---------- TRECHO SELECIONADO ----------

Além disso, 55% relataram que os hábitos alimentares da casa mudaram durante a pandemia. Entre esses, 49% das famílias com crianças e adolescentes passaram a consumir menos frutas e verduras no período.

Em relação ao acesso ao material de aula, os principais canais às atividades são Whatsapp (71%) e material impresso (69%). Nas famílias com renda de até um salário mínimo, 65% dos estudantes usam exclusivamente o celular para as aulas.

Por nota, a Secretaria Municipal da Educação de Fortaleza destaca as estratégias que foram fortalecidas durante a pandemia e devem ser continuadas durante o retorno. A Célula de Mediação Social e Cultura de Paz, criada em 2013, possui o Projeto Escola Mediadora que Promove a Paz (Empaz). A iniciativa tem o objetivo de prevenir a violência e promover a resolução pacífica dos conflitos escolares de modo a criar um ambiente pedagógico seguro, acolhedor e propício ao crescimento intelectual.

Em 2020, a Prefeitura contratou profissionais psicólogos e implantou o Serviço de Psicologia Escolar na Rede Municipal, que possibilita o atendimento a estudantes, seus familiares e profissionais da Rede de Ensino, contribuindo com o processo de ensino e aprendizagem, escuta, orientação e fortalecimento dos vínculos e bem-estar da comunidade escolar. Entre outras ações, o serviço conta com o Plantão Psicológico Escolar (PPE) que ocorre de terça a quinta, nos turnos manhã (8h às 11h) e tarde (14h às 17h), pelo telefone: (85) 3459 6996.

---------- REGISTROS EXTRAÍDOS ----------

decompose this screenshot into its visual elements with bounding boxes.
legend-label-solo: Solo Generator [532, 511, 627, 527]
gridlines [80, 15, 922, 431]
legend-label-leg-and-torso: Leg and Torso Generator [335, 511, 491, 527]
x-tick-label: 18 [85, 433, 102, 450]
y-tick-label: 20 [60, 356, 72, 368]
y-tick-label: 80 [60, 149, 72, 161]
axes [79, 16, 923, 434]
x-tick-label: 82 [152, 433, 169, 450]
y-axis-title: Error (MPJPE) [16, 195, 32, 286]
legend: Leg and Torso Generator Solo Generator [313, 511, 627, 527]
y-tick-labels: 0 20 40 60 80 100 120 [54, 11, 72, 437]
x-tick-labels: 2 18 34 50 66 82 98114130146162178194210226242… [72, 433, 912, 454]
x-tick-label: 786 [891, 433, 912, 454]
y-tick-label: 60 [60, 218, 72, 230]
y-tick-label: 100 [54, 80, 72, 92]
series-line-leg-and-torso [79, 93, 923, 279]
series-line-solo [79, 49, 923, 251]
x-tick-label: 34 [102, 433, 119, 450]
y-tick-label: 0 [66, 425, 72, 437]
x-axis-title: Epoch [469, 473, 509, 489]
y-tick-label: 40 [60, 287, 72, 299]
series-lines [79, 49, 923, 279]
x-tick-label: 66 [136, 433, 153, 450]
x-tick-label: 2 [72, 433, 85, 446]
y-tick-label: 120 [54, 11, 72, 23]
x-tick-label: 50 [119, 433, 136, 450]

----------

Por favor, redigite sem nenhuma alteração a parte do trecho selecionado que vai de "Além disso, 55%" até "para as aulas.", inclusive.

→ RESULTADO DA TAREFA
Além disso, 55% relataram que os hábitos alimentares da casa mudaram durante a pandemia. Entre esses, 49% das famílias com crianças e adolescentes passaram a consumir menos frutas e verduras no período.

Em relação ao acesso ao material de aula, os principais canais às atividades são Whatsapp (71%) e material impresso (69%). Nas famílias com renda de até um salário mínimo, 65% dos estudantes usam exclusivamente o celular para as aulas.